Job:
Here are some records; copy every line that holds the word "Evidemment".
[Start Task input]
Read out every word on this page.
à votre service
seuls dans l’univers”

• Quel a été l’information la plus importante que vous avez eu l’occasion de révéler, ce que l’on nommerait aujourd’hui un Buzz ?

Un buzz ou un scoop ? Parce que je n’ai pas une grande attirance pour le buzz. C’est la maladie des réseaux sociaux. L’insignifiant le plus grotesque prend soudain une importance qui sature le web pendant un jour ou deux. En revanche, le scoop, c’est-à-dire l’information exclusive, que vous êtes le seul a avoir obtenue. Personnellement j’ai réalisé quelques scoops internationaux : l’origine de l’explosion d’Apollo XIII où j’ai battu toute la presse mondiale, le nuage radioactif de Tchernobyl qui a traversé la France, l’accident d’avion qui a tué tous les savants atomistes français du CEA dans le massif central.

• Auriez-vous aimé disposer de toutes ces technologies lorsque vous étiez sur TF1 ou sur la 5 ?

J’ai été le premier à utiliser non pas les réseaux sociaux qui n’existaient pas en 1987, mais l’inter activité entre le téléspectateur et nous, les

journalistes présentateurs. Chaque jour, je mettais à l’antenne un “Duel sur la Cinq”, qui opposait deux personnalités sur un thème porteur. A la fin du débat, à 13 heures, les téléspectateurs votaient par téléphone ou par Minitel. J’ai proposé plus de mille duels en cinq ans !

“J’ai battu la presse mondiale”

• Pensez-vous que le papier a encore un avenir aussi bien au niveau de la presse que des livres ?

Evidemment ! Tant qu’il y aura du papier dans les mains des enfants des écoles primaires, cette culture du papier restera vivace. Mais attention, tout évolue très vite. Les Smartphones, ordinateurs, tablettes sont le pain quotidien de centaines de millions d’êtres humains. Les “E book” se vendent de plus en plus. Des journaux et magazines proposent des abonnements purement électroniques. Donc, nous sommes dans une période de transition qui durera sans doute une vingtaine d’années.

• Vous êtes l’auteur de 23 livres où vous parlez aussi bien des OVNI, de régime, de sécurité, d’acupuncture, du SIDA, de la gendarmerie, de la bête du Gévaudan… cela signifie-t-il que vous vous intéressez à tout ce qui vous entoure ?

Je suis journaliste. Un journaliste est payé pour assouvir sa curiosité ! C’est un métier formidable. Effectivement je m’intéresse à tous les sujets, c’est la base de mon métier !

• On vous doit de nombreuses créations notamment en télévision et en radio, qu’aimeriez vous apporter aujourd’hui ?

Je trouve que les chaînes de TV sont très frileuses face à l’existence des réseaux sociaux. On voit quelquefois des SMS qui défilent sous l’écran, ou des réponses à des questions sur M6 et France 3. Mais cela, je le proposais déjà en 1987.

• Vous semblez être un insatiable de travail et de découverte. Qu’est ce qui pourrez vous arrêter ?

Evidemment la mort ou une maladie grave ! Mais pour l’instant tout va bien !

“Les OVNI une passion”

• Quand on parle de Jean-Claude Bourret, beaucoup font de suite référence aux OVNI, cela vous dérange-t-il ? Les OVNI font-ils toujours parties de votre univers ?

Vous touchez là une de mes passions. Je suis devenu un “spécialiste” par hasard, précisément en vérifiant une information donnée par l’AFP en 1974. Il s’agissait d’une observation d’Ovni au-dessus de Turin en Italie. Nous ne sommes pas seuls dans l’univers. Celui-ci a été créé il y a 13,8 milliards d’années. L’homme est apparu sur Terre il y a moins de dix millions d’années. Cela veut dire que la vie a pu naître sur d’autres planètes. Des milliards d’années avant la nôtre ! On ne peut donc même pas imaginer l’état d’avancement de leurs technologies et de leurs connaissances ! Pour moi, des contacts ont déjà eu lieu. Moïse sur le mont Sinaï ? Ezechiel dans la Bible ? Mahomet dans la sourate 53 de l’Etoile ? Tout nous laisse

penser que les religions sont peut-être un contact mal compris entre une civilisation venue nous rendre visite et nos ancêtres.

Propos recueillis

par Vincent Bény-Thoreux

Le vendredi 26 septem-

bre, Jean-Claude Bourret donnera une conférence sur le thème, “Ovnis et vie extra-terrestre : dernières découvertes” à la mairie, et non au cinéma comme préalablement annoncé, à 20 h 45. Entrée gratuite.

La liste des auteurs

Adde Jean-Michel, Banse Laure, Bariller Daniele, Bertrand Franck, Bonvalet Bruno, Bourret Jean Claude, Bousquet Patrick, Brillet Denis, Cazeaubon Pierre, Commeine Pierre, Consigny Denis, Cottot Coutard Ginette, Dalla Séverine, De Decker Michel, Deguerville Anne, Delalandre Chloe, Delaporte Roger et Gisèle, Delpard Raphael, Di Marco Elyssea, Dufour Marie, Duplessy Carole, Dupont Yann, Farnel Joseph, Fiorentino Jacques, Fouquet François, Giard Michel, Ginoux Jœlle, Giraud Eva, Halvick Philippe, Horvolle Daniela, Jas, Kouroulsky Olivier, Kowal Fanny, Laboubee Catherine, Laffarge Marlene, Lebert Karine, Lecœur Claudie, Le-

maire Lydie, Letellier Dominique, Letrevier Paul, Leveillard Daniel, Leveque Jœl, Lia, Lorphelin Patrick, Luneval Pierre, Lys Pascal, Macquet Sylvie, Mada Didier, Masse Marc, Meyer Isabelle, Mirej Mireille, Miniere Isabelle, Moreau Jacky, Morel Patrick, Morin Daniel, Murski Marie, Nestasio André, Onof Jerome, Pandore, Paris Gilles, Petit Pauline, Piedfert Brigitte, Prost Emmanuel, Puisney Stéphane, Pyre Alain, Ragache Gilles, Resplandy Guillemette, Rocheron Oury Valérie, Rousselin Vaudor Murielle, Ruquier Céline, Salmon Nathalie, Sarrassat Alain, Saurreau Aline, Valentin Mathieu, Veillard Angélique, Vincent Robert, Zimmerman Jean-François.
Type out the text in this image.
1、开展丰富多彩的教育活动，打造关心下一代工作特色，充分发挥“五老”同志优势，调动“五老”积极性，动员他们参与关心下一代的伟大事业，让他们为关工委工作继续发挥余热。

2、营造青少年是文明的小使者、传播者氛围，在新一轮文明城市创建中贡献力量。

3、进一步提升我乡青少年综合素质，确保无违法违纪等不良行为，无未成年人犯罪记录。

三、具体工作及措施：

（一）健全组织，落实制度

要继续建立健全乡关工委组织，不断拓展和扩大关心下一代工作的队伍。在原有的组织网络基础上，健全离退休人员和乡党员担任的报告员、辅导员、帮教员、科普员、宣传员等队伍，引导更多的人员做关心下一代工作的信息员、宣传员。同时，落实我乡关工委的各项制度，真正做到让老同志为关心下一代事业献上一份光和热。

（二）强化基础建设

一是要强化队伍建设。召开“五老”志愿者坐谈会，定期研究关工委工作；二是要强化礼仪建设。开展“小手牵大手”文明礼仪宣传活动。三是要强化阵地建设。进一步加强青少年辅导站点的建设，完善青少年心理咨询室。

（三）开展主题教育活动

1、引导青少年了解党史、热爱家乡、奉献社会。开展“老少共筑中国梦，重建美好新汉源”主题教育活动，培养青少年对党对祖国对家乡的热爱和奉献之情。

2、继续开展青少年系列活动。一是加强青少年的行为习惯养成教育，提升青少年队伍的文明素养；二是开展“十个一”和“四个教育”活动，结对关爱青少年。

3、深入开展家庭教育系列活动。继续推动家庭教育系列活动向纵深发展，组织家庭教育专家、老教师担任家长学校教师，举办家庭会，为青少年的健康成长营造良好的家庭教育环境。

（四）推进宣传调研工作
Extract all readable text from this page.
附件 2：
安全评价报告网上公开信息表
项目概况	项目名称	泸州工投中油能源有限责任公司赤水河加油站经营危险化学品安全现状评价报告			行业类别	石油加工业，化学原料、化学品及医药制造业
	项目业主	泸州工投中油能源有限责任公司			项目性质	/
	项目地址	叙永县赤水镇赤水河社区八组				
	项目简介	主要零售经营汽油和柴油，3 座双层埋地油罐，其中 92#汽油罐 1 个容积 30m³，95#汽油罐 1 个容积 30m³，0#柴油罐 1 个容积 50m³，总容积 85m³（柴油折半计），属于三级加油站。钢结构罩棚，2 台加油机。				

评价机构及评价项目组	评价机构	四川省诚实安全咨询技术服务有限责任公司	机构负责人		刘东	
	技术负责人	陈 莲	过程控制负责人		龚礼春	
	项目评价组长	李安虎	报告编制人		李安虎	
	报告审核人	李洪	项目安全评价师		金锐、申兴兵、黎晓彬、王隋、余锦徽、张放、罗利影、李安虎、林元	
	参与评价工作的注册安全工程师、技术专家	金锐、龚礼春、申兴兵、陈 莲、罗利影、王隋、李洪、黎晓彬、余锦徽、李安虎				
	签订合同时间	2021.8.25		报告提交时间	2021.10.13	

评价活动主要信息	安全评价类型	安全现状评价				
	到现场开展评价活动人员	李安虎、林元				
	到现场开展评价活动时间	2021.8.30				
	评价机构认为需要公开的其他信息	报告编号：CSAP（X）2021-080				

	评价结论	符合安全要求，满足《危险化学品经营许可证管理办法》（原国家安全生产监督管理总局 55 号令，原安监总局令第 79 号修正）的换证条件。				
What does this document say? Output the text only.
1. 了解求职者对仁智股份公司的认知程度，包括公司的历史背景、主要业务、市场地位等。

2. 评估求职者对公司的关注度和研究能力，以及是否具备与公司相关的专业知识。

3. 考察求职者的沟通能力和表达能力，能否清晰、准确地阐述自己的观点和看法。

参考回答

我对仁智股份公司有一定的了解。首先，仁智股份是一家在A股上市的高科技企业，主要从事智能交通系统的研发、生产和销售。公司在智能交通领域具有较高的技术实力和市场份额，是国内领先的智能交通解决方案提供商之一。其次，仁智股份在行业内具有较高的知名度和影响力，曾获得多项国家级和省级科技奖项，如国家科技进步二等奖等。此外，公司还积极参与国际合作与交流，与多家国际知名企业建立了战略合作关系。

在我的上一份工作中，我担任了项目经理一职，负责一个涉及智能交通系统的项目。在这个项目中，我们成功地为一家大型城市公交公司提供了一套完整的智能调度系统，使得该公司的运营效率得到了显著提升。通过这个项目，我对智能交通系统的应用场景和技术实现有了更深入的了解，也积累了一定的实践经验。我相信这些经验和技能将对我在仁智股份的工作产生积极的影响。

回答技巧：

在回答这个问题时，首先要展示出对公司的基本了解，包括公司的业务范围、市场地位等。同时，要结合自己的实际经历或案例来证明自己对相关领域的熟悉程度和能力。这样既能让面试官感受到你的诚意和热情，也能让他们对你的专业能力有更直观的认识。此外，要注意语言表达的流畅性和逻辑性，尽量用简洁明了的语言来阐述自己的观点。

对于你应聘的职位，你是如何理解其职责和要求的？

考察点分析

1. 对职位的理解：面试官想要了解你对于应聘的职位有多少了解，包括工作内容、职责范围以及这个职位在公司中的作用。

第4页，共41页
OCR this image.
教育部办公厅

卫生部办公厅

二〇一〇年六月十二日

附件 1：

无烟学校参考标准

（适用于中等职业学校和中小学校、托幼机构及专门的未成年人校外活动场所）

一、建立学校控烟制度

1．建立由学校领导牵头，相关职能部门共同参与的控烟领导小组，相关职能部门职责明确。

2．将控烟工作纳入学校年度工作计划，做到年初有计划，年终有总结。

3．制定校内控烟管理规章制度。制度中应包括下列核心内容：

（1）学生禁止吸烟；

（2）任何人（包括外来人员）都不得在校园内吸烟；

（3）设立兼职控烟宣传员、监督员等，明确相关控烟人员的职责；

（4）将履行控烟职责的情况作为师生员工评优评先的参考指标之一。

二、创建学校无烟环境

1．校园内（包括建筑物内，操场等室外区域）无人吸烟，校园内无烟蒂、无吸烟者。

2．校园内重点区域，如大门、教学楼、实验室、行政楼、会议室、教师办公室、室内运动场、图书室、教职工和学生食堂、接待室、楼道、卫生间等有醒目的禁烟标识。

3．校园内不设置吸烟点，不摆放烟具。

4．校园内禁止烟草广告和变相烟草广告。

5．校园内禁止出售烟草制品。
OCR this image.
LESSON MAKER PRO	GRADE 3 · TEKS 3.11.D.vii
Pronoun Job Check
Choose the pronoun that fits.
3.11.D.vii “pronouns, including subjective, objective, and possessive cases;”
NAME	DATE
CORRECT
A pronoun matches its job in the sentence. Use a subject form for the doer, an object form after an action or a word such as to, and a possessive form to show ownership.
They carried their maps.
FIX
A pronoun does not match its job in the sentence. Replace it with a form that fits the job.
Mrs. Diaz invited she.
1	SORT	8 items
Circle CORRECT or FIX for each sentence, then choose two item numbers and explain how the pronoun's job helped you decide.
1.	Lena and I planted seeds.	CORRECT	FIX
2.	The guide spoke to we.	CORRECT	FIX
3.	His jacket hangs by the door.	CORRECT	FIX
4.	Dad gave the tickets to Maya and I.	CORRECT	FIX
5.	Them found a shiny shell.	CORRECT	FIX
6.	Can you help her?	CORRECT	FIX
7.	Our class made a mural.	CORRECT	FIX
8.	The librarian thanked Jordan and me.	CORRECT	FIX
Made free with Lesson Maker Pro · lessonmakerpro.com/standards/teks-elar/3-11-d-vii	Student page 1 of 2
[End Task input]
Expected answer:
Evidemment ! Tant qu’il y aura du papier dans les mains des enfants des écoles primaires, cette culture du papier restera vivace. Mais attention, tout évolue très vite. Les Smartphones, ordinateurs, tablettes sont le pain quotidien de centaines de millions d’êtres humains. Les “E book” se vendent de plus en plus. Des journaux et magazines proposent des abonnements purement électroniques. Donc, nous sommes dans une période de transition qui durera sans doute une vingtaine d’années.
Evidemment la mort ou une maladie grave ! Mais pour l’instant tout va bien !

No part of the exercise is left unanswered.